* **Given data**
== == ==

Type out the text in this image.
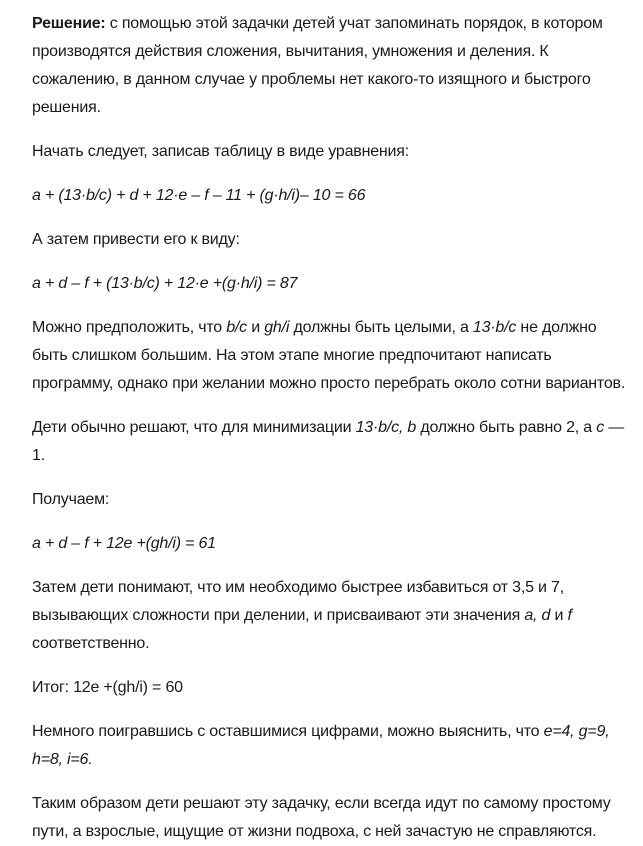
Решение: с помощью этой задачки детей учат запоминать порядок, в котором производятся действия сложения, вычитания, умножения и деления. К сожалению, в данном случае у проблемы нет какого-то изящного и быстрого решения.

Начать следует, записав таблицу в виде уравнения:

a + (13·b/c) + d + 12·e – f – 11 + (g·h/i)– 10 = 66

А затем привести его к виду:

a + d – f + (13·b/c) + 12·e +(g·h/i) = 87

Можно предположить, что b/c и gh/i должны быть целыми, а 13·b/c не должно быть слишком большим. На этом этапе многие предпочитают написать программу, однако при желании можно просто перебрать около сотни вариантов.

Дети обычно решают, что для минимизации 13·b/c, b должно быть равно 2, а c — 1.

Получаем:

a + d – f + 12e +(gh/i) = 61

Затем дети понимают, что им необходимо быстрее избавиться от 3,5 и 7, вызывающих сложности при делении, и присваивают эти значения a, d и f соответственно.

Итог: 12e +(gh/i) = 60

Немного поигравшись с оставшимися цифрами, можно выяснить, что e=4, g=9, h=8, i=6.

Таким образом дети решают эту задачку, если всегда идут по самому простому пути, а взрослые, ищущие от жизни подвоха, с ней зачастую не справляются.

== == ==

* **Task objective**
Identify and copy all lines with the word "решают".

* **Complete response**
Дети обычно решают, что для минимизации 13·b/c, b должно быть равно 2, а c — 1.
Таким образом дети решают эту задачку, если всегда идут по самому простому пути, а взрослые, ищущие от жизни подвоха, с ней зачастую не справляются.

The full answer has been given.